Retype the material below. Keep every word exactly as it is.
____
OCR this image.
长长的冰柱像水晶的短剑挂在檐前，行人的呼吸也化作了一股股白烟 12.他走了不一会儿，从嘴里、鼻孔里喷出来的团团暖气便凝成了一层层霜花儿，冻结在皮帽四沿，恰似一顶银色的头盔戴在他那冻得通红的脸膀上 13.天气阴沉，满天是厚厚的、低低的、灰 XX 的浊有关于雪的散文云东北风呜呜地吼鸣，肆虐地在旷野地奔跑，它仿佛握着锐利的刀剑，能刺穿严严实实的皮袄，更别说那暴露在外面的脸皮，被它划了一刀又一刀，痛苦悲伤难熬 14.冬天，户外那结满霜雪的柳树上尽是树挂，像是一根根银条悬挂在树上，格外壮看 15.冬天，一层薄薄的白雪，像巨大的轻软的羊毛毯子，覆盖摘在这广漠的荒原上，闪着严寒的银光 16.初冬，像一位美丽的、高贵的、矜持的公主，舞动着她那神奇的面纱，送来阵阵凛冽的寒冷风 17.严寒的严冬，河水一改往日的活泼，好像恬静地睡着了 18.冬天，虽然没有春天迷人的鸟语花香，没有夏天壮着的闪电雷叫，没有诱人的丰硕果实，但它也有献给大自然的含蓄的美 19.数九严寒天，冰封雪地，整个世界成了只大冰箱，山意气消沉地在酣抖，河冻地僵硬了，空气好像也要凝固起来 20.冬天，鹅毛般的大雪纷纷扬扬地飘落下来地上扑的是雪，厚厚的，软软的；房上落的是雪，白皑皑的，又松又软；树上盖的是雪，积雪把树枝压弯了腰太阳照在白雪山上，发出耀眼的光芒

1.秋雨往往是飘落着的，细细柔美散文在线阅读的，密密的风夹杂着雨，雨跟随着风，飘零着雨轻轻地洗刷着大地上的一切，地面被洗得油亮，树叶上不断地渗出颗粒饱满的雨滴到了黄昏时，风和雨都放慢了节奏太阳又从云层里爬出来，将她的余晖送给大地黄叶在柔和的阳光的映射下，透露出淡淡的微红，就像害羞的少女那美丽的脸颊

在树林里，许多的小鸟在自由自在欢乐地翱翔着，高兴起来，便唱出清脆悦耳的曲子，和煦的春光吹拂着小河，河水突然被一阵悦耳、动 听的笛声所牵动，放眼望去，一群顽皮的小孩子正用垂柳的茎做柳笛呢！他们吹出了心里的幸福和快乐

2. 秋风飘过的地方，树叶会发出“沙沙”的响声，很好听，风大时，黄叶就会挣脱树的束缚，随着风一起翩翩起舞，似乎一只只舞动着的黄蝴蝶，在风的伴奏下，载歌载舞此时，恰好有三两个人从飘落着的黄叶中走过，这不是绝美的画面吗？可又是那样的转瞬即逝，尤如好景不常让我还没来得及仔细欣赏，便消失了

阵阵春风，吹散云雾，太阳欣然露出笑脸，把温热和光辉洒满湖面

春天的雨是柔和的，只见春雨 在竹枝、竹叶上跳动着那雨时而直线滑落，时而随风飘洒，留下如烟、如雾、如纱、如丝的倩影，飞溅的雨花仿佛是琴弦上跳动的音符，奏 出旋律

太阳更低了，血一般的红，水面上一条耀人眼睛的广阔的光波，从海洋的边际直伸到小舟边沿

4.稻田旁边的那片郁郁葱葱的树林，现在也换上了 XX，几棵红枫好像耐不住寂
____
- _WRITTEN ANSWER_
OCR this image.
长长的冰柱像水晶的短剑挂在檐前，行人的呼吸也化作了一股股白烟 12.他走了不一会儿，从嘴里、鼻孔里喷出来的团团暖气便凝成了一层层霜花儿，冻结在皮帽四沿，恰似一顶银色的头盔戴在他那冻得通红的脸膀上 13.天气阴沉，满天是厚厚的、低低的、灰 XX 的浊有关于雪的散文云东北风呜呜地吼鸣，肆虐地在旷野地奔跑，它仿佛握着锐利的刀剑，能刺穿严严实实的皮袄，更别说那暴露在外面的脸皮，被它划了一刀又一刀，痛苦悲伤难熬 14.冬天，户外那结满霜雪的柳树上尽是树挂，像是一根根银条悬挂在树上，格外壮看 15.冬天，一层薄薄的白雪，像巨大的轻软的羊毛毯子，覆盖摘在这广漠的荒原上，闪着严寒的银光 16.初冬，像一位美丽的、高贵的、矜持的公主，舞动着她那神奇的面纱，送来阵阵凛冽的寒冷风 17.严寒的严冬，河水一改往日的活泼，好像恬静地睡着了 18.冬天，虽然没有春天迷人的鸟语花香，没有夏天壮着的闪电雷叫，没有诱人的丰硕果实，但它也有献给大自然的含蓄的美 19.数九严寒天，冰封雪地，整个世界成了只大冰箱，山意气消沉地在酣抖，河冻地僵硬了，空气好像也要凝固起来 20.冬天，鹅毛般的大雪纷纷扬扬地飘落下来地上扑的是雪，厚厚的，软软的；房上落的是雪，白皑皑的，又松又软；树上盖的是雪，积雪把树枝压弯了腰太阳照在白雪山上，发出耀眼的光芒

1.秋雨往往是飘落着的，细细柔美散文在线阅读的，密密的风夹杂着雨，雨跟随着风，飘零着雨轻轻地洗刷着大地上的一切，地面被洗得油亮，树叶上不断地渗出颗粒饱满的雨滴到了黄昏时，风和雨都放慢了节奏太阳又从云层里爬出来，将她的余晖送给大地黄叶在柔和的阳光的映射下，透露出淡淡的微红，就像害羞的少女那美丽的脸颊

在树林里，许多的小鸟在自由自在欢乐地翱翔着，高兴起来，便唱出清脆悦耳的曲子，和煦的春光吹拂着小河，河水突然被一阵悦耳、动 听的笛声所牵动，放眼望去，一群顽皮的小孩子正用垂柳的茎做柳笛呢！他们吹出了心里的幸福和快乐

2. 秋风飘过的地方，树叶会发出“沙沙”的响声，很好听，风大时，黄叶就会挣脱树的束缚，随着风一起翩翩起舞，似乎一只只舞动着的黄蝴蝶，在风的伴奏下，载歌载舞此时，恰好有三两个人从飘落着的黄叶中走过，这不是绝美的画面吗？可又是那样的转瞬即逝，尤如好景不常让我还没来得及仔细欣赏，便消失了

阵阵春风，吹散云雾，太阳欣然露出笑脸，把温热和光辉洒满湖面

春天的雨是柔和的，只见春雨 在竹枝、竹叶上跳动着那雨时而直线滑落，时而随风飘洒，留下如烟、如雾、如纱、如丝的倩影，飞溅的雨花仿佛是琴弦上跳动的音符，奏 出旋律

太阳更低了，血一般的红，水面上一条耀人眼睛的广阔的光波，从海洋的边际直伸到小舟边沿

4.稻田旁边的那片郁郁葱葱的树林，现在也换上了 XX，几棵红枫好像耐不住寂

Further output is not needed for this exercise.